**What this task involves:**
Collect every line of the records below that contains the word "dans".

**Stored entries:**
****
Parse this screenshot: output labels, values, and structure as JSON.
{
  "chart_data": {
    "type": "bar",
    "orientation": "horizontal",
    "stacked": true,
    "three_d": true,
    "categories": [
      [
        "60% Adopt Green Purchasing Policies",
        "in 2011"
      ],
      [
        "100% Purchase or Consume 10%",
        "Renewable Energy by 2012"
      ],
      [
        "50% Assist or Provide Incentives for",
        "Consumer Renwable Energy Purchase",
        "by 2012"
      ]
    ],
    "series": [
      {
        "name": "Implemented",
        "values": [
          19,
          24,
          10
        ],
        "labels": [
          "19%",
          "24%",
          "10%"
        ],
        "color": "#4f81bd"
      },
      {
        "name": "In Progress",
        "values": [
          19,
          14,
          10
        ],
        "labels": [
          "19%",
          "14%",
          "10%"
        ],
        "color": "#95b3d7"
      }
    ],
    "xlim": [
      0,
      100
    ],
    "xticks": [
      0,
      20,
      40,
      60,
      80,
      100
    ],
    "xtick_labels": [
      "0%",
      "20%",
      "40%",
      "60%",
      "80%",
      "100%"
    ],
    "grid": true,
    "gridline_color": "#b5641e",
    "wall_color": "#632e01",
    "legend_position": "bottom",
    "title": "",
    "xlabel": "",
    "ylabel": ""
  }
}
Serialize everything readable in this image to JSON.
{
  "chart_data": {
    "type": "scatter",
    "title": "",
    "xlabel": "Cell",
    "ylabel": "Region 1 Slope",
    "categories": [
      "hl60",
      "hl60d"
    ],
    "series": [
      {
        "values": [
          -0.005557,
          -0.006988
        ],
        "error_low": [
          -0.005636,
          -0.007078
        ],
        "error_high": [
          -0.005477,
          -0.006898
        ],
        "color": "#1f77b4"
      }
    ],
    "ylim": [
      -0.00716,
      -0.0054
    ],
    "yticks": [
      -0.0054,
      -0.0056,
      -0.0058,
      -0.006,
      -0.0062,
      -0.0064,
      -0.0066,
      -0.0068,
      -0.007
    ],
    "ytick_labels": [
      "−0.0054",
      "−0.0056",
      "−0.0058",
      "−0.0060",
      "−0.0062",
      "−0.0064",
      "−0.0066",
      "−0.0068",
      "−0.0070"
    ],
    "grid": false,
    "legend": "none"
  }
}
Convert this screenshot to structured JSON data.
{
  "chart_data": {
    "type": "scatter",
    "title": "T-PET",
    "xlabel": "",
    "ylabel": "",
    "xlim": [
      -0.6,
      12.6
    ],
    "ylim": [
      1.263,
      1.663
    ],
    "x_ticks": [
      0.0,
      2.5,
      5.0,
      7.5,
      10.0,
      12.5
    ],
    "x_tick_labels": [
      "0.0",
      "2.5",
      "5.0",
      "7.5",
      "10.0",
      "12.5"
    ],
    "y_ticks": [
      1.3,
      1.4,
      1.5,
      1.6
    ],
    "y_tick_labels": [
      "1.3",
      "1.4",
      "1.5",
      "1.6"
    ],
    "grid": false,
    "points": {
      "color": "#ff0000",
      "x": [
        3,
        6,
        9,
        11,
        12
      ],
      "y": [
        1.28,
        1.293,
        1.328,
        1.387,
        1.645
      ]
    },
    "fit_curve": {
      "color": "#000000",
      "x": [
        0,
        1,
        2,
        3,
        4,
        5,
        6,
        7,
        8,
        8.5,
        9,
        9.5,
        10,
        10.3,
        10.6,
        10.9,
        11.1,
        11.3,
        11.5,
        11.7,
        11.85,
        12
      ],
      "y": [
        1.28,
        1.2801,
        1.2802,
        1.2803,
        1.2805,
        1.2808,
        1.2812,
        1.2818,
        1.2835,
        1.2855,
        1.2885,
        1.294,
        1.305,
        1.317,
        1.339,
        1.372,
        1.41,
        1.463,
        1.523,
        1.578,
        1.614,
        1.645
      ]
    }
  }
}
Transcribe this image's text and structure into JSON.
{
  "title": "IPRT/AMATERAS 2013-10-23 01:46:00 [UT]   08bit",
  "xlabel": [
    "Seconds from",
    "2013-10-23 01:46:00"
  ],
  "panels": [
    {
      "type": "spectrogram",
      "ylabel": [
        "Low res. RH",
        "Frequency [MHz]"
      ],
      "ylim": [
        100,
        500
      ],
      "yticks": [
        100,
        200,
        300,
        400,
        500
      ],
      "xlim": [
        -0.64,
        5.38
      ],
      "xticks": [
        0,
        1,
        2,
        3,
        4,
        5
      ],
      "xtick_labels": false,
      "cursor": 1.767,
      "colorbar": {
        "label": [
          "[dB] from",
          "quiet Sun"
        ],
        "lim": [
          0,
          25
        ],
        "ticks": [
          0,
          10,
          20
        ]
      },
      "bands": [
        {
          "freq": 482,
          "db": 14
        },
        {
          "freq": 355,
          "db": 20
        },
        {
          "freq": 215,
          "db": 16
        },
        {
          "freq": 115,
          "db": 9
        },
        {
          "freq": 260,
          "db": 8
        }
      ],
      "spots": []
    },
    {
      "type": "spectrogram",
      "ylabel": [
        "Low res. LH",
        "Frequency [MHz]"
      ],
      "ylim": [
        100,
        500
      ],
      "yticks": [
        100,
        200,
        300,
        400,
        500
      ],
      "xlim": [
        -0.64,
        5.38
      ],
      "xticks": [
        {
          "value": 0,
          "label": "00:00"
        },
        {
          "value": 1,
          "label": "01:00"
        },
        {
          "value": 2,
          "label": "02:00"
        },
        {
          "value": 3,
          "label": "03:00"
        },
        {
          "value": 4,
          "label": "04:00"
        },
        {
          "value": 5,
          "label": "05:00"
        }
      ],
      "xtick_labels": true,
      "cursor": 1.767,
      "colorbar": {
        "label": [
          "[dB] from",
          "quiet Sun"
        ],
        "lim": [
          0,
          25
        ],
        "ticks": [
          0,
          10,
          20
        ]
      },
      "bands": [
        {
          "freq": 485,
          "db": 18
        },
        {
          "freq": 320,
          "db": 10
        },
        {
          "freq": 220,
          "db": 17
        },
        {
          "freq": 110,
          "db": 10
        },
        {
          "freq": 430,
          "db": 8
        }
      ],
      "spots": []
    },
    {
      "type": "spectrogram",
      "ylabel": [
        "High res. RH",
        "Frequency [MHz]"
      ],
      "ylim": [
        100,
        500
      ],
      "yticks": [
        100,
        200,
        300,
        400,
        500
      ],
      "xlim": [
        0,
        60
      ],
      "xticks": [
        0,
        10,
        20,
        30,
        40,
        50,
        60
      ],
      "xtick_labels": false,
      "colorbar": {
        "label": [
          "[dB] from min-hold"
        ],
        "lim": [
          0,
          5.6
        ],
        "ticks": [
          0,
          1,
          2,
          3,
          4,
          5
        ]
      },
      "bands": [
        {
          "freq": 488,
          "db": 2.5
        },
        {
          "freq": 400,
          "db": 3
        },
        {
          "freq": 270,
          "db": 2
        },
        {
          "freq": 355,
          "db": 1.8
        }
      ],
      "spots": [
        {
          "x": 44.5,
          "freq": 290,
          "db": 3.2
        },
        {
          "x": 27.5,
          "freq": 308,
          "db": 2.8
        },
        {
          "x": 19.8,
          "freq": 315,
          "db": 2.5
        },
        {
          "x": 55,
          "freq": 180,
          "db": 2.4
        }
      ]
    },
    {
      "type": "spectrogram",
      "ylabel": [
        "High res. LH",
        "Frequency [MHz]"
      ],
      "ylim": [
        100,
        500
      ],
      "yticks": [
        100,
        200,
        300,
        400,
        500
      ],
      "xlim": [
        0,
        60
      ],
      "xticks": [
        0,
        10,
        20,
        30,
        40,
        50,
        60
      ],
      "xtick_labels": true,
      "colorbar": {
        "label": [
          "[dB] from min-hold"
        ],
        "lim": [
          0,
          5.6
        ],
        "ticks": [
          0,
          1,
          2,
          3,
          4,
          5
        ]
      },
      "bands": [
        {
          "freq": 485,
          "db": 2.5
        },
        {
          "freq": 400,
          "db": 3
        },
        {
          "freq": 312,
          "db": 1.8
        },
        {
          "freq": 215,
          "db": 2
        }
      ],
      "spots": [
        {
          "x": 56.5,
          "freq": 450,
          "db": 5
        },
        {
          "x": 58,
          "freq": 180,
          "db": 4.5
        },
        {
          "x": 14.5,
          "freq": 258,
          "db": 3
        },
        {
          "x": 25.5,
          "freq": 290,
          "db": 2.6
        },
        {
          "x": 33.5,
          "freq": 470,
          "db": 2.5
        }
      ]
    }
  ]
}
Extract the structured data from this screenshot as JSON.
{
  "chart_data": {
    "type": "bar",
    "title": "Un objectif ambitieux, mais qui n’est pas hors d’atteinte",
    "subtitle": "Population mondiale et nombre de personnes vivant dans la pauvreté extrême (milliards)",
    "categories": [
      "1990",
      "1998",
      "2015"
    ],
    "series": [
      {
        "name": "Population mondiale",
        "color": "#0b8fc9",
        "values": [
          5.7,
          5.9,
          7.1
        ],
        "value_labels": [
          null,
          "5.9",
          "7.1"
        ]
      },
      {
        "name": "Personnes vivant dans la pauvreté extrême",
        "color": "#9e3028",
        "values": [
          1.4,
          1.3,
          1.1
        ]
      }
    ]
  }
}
****
**Output below:**
    "subtitle": "Population mondiale et nombre de personnes vivant dans la pauvreté extrême (milliards)",
        "name": "Personnes vivant dans la pauvreté extrême",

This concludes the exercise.